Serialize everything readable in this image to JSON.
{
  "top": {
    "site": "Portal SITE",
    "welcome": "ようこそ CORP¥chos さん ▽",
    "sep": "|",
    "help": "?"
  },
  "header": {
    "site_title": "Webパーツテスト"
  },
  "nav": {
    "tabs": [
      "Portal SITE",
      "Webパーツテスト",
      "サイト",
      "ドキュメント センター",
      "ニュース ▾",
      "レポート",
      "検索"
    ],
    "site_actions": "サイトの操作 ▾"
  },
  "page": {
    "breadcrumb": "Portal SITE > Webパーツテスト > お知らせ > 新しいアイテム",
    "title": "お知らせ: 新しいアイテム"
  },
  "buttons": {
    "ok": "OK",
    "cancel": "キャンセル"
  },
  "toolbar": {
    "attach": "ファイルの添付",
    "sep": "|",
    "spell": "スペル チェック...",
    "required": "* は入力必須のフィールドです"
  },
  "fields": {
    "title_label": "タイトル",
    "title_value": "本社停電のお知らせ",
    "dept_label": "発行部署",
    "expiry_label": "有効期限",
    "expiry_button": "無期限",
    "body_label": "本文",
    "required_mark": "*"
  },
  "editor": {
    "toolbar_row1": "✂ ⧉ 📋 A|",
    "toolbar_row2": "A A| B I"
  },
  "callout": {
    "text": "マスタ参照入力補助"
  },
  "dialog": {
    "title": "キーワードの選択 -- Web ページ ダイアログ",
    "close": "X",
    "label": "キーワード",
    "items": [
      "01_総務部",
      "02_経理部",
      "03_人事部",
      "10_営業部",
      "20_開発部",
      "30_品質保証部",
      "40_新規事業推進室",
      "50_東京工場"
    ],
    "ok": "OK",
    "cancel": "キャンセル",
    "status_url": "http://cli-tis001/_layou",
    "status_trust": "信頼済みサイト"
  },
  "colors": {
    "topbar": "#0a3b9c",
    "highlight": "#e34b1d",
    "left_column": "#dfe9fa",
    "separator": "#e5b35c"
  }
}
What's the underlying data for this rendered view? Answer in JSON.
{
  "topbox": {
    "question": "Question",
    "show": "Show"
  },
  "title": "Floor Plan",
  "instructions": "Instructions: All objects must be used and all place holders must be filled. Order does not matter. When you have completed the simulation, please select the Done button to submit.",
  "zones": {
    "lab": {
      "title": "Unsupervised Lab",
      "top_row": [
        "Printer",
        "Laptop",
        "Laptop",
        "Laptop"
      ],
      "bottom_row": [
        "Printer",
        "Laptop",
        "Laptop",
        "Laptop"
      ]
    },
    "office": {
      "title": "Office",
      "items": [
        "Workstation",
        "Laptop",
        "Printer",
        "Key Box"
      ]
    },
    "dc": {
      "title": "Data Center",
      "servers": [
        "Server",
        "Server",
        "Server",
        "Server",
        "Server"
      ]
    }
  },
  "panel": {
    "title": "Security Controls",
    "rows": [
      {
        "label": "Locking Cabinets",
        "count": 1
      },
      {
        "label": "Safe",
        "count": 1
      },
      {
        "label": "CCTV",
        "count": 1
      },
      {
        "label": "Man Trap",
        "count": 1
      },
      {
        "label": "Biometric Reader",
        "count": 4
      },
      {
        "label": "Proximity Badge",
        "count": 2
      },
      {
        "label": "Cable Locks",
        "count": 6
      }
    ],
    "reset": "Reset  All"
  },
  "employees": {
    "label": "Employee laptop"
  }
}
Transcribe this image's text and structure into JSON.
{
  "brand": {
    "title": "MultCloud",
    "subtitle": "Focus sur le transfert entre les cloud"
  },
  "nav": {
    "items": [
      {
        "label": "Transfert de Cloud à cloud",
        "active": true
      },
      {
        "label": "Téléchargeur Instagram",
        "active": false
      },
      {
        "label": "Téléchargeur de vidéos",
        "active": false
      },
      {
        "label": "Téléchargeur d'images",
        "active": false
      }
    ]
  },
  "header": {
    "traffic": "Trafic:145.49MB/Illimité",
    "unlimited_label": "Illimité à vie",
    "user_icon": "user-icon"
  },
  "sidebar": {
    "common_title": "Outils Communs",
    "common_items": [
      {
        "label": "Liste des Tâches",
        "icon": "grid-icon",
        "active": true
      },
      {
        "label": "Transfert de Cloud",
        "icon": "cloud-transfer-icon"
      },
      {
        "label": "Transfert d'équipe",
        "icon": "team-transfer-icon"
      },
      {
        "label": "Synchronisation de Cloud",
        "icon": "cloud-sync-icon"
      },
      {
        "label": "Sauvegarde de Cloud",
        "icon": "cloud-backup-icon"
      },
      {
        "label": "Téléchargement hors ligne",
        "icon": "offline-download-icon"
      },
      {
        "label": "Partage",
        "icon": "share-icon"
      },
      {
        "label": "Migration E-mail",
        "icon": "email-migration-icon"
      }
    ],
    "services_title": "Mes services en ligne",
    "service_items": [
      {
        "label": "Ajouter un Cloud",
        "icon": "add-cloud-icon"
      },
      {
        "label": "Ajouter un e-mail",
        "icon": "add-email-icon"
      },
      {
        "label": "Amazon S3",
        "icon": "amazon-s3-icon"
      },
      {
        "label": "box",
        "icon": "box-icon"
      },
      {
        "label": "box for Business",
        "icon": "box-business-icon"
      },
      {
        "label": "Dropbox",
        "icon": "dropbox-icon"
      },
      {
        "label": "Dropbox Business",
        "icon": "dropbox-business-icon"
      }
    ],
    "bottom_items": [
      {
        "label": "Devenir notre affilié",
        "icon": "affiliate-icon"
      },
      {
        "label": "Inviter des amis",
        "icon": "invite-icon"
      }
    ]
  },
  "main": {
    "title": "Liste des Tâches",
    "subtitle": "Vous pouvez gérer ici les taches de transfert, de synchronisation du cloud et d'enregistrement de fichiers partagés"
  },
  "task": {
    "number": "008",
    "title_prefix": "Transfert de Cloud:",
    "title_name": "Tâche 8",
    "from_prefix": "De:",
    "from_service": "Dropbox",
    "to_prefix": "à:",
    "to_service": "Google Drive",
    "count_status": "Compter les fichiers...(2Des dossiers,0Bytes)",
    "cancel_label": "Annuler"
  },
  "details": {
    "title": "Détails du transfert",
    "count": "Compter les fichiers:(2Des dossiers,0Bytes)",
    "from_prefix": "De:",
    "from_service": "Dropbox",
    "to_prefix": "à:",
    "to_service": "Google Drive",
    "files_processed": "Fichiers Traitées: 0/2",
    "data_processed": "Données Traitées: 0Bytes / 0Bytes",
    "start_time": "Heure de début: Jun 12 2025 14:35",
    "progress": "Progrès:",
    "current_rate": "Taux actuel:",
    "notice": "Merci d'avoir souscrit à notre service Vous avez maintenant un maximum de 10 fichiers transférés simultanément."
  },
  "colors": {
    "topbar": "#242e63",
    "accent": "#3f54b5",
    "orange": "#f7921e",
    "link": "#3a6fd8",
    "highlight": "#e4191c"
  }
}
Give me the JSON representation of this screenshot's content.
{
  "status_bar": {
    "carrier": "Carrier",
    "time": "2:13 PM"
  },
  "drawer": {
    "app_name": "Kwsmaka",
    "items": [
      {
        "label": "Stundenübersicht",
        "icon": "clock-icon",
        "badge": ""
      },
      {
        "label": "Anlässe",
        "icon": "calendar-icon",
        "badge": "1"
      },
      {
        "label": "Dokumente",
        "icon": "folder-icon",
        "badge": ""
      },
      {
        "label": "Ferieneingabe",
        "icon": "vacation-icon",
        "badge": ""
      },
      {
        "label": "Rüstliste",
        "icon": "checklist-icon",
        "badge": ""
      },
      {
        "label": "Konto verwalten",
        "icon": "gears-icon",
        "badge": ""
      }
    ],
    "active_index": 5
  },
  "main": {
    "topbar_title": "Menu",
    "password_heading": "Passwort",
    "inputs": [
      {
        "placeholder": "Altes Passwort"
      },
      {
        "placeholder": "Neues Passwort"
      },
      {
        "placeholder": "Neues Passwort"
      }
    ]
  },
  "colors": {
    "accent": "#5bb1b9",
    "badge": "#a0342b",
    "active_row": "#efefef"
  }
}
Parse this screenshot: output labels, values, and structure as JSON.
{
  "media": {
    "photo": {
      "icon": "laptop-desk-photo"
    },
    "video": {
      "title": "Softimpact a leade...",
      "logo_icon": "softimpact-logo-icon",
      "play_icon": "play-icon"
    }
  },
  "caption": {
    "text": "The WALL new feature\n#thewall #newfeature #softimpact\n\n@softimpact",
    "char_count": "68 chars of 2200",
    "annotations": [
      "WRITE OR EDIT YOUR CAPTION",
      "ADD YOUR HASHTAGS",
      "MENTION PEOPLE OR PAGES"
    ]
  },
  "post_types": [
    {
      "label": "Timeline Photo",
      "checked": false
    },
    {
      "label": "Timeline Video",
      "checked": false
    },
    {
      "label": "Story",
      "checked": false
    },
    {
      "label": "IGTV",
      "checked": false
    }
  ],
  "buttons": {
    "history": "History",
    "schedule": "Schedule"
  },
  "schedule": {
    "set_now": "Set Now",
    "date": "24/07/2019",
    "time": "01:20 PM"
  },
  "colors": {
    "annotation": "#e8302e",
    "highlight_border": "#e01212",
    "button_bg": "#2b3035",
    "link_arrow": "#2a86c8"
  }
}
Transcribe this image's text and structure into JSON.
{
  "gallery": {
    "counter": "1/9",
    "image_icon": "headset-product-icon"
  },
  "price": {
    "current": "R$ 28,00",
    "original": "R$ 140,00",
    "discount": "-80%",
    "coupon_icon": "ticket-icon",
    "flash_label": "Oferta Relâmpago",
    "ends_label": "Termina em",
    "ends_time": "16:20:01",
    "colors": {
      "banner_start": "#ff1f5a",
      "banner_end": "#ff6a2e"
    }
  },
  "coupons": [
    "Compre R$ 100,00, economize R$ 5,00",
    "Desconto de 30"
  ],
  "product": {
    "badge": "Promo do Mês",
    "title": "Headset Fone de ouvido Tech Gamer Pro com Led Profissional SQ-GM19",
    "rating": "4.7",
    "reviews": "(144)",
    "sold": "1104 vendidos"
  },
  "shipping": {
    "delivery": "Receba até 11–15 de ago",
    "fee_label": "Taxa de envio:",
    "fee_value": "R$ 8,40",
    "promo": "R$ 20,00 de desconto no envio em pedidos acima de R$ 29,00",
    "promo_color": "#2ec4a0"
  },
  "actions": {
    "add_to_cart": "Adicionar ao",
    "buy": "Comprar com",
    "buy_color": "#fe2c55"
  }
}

■ ■ ■ ■ ■

*Stated goal*:
Filter the records above for lines containing the word "email", and copy those lines.

*Result*:
        "icon": "email-migration-icon"
        "icon": "add-email-icon"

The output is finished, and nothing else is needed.